STATED TASK: Produce a word-for-word copy of the listing below without its pictures.

DATA FOR PROCESSING:
========================================

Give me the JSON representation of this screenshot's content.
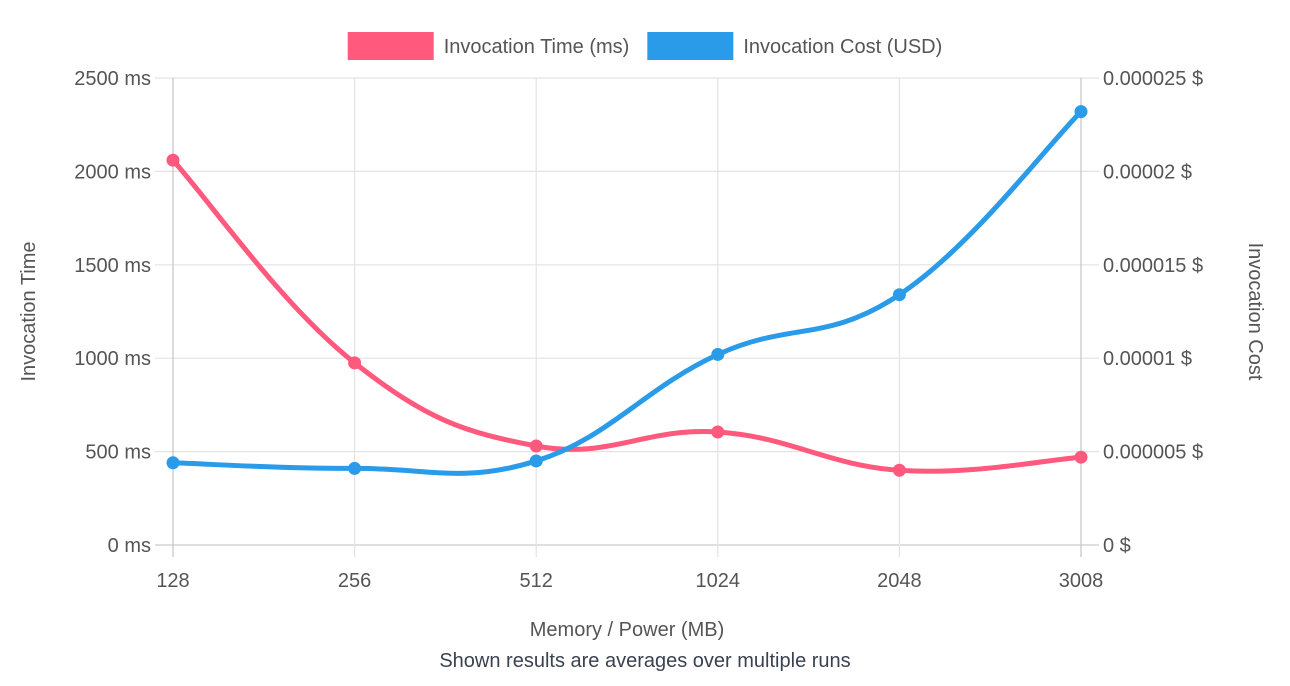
{
  "chart_data": {
    "type": "line",
    "categories": [
      "128",
      "256",
      "512",
      "1024",
      "2048",
      "3008"
    ],
    "series": [
      {
        "name": "Invocation Time (ms)",
        "axis": "left",
        "color": "#ff5a7e",
        "values": [
          2060,
          975,
          530,
          605,
          400,
          470
        ]
      },
      {
        "name": "Invocation Cost (USD)",
        "axis": "right",
        "color": "#2a9be8",
        "values": [
          4.4e-06,
          4.1e-06,
          4.5e-06,
          1.02e-05,
          1.34e-05,
          2.32e-05
        ]
      }
    ],
    "xlabel": "Memory / Power (MB)",
    "ylabel_left": "Invocation Time",
    "ylabel_right": "Invocation Cost",
    "ylim_left": [
      0,
      2500
    ],
    "ylim_right": [
      0,
      2.5e-05
    ],
    "yticks_left": [
      "0 ms",
      "500 ms",
      "1000 ms",
      "1500 ms",
      "2000 ms",
      "2500 ms"
    ],
    "yticks_right": [
      "0 $",
      "0.000005 $",
      "0.00001 $",
      "0.000015 $",
      "0.00002 $",
      "0.000025 $"
    ],
    "grid": true,
    "legend_position": "top",
    "smooth": true
  },
  "caption": "Shown results are averages over multiple runs"
}
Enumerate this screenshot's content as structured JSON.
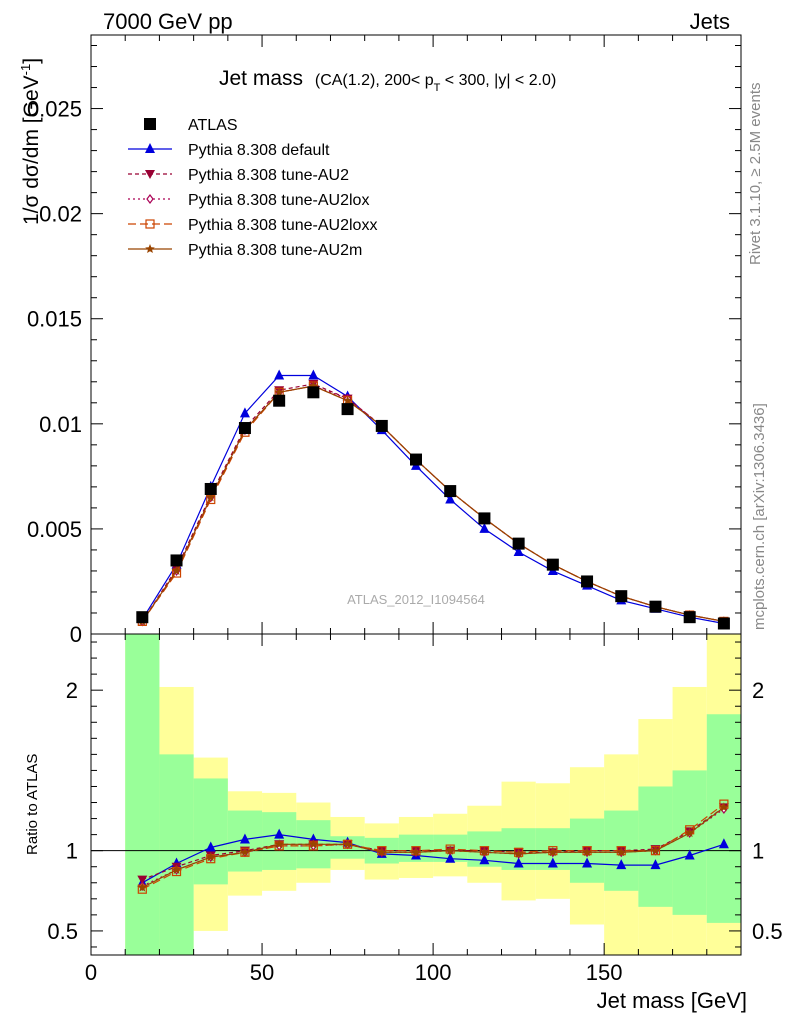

========================================

THE OUTPUT:
Give me the JSON representation of this screenshot's content.
{
  "chart_data": {
    "type": "line",
    "categories": [
      "128",
      "256",
      "512",
      "1024",
      "2048",
      "3008"
    ],
    "series": [
      {
        "name": "Invocation Time (ms)",
        "axis": "left",
        "color": "#ff5a7e",
        "values": [
          2060,
          975,
          530,
          605,
          400,
          470
        ]
      },
      {
        "name": "Invocation Cost (USD)",
        "axis": "right",
        "color": "#2a9be8",
        "values": [
          4.4e-06,
          4.1e-06,
          4.5e-06,
          1.02e-05,
          1.34e-05,
          2.32e-05
        ]
      }
    ],
    "xlabel": "Memory / Power (MB)",
    "ylabel_left": "Invocation Time",
    "ylabel_right": "Invocation Cost",
    "ylim_left": [
      0,
      2500
    ],
    "ylim_right": [
      0,
      2.5e-05
    ],
    "yticks_left": [
      "0 ms",
      "500 ms",
      "1000 ms",
      "1500 ms",
      "2000 ms",
      "2500 ms"
    ],
    "yticks_right": [
      "0 $",
      "0.000005 $",
      "0.00001 $",
      "0.000015 $",
      "0.00002 $",
      "0.000025 $"
    ],
    "grid": true,
    "legend_position": "top",
    "smooth": true
  },
  "caption": "Shown results are averages over multiple runs"
}
Enumerate this screenshot's content as structured JSON.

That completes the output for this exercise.